- AIM OF THE EXERCISE
In the records below, work out how many lines hold the word "поступления". Report the number alone.
**** WORKING DATA
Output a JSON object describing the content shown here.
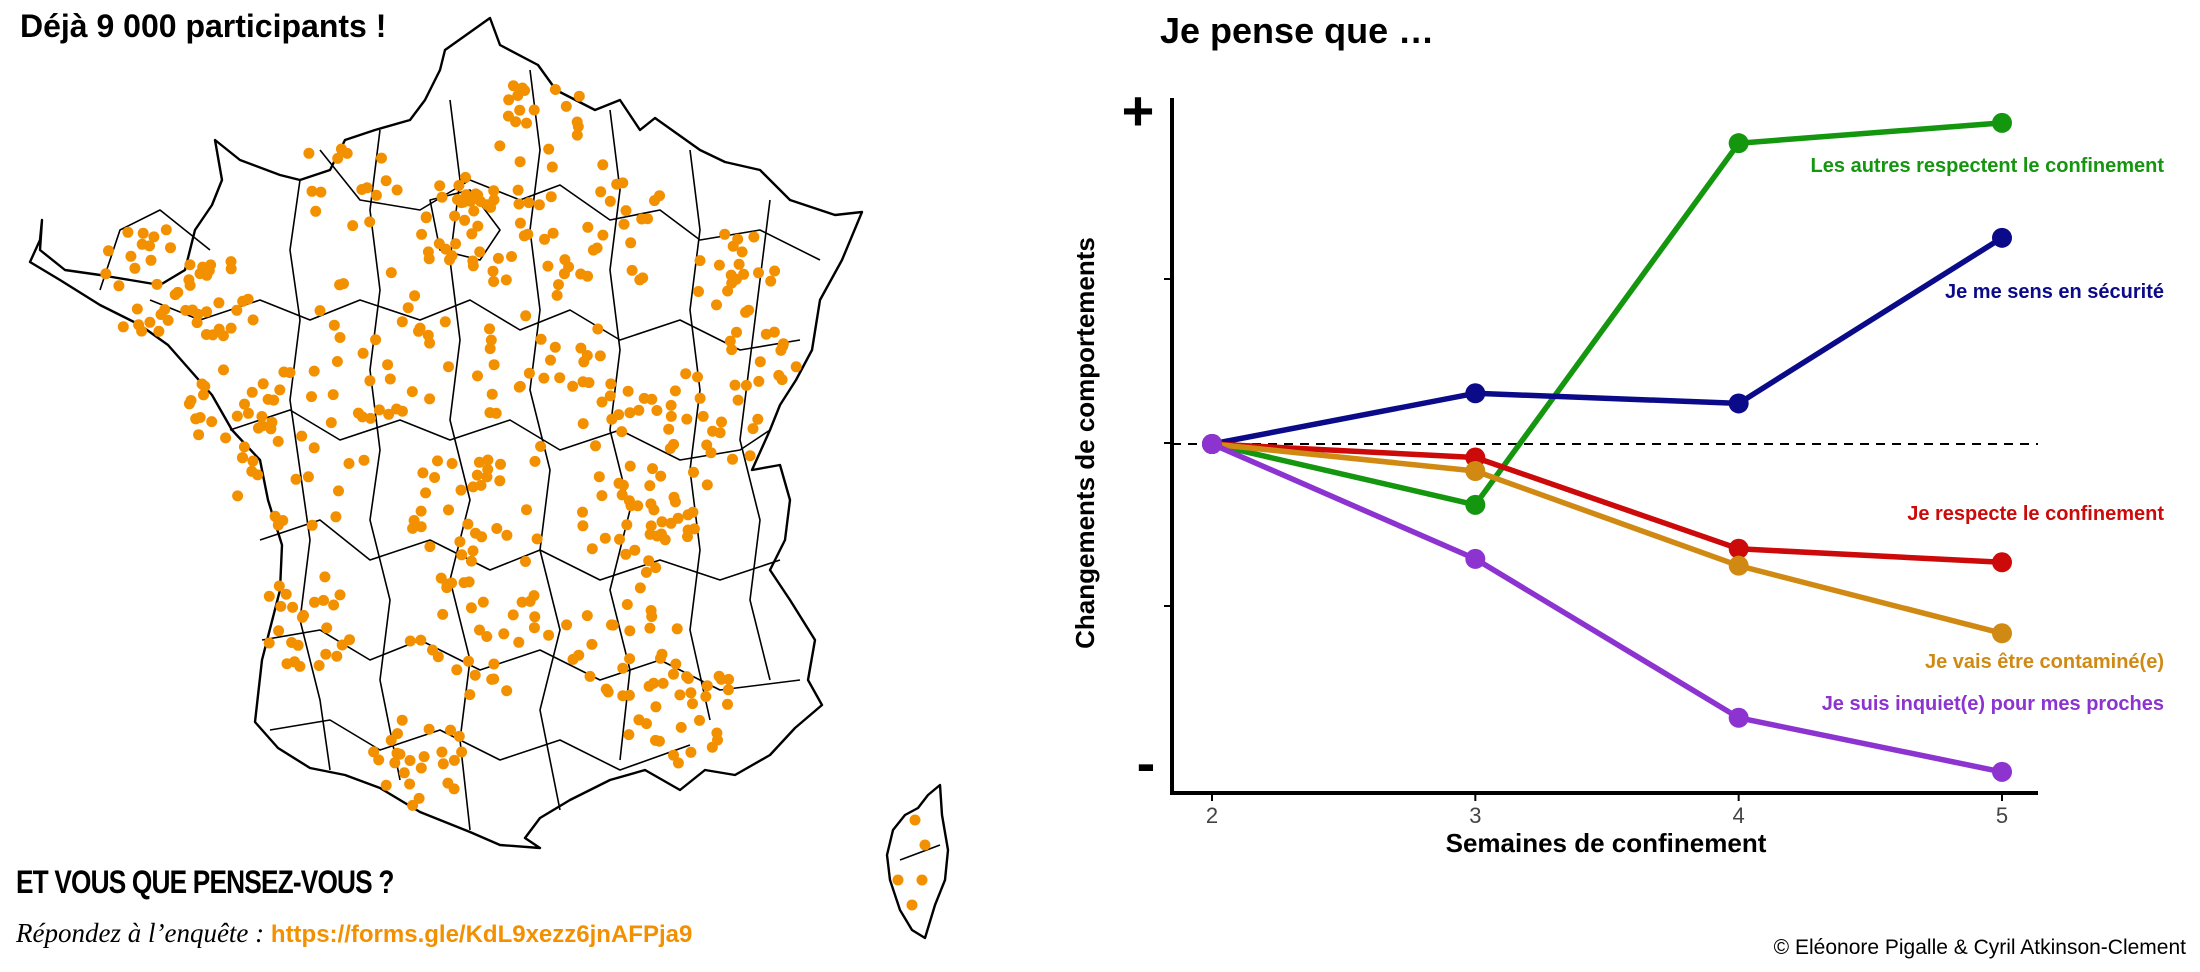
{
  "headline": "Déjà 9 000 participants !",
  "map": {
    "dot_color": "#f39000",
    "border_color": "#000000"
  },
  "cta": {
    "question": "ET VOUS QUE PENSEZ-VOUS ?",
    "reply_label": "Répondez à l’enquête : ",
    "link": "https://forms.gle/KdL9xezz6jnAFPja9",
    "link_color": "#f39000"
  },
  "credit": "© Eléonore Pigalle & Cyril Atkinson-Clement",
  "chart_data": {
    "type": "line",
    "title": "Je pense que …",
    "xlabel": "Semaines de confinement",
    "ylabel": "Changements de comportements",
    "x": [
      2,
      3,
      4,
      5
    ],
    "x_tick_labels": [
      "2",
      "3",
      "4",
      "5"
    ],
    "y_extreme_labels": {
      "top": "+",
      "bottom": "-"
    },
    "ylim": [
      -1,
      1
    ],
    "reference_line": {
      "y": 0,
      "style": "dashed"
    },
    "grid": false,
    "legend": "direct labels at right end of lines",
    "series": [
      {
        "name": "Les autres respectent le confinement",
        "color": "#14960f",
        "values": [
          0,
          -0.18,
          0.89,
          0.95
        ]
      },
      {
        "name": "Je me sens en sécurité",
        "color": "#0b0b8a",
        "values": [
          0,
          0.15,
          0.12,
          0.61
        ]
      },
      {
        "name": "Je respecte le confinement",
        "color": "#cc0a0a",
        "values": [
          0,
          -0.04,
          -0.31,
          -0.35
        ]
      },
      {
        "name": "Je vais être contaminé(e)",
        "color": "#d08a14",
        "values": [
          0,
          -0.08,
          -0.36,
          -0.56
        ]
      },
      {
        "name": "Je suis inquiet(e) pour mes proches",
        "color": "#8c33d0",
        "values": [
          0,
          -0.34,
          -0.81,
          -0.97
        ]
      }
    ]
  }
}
********
**** WORKING DATA
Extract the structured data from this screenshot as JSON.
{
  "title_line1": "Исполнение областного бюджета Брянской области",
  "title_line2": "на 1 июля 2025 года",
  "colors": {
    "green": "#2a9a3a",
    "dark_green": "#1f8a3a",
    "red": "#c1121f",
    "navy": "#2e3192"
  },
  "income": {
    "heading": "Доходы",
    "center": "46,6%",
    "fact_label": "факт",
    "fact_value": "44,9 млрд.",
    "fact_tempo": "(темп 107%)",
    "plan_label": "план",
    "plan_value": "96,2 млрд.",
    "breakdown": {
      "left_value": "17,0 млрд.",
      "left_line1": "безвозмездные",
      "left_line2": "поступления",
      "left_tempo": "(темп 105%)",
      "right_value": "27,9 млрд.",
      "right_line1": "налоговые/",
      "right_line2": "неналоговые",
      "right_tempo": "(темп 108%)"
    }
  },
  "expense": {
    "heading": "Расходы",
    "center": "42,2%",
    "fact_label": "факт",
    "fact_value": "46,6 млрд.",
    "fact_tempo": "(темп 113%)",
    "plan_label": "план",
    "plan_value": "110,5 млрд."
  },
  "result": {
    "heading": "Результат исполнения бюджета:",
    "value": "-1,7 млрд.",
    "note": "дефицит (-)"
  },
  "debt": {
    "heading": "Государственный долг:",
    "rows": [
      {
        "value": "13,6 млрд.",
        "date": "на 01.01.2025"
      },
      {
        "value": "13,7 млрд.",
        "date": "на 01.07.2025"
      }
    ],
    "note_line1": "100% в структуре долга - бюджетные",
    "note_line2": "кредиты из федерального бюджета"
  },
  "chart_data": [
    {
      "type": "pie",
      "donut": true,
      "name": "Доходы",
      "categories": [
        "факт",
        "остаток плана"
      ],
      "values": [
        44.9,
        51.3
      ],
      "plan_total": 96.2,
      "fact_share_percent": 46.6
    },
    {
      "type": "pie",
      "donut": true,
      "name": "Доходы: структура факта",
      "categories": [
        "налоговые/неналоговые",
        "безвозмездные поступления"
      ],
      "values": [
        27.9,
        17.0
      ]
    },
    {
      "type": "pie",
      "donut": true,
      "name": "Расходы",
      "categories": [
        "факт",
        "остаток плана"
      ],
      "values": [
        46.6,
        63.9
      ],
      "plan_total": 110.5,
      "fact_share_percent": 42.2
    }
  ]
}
********
- COMPLETE RESPONSE
2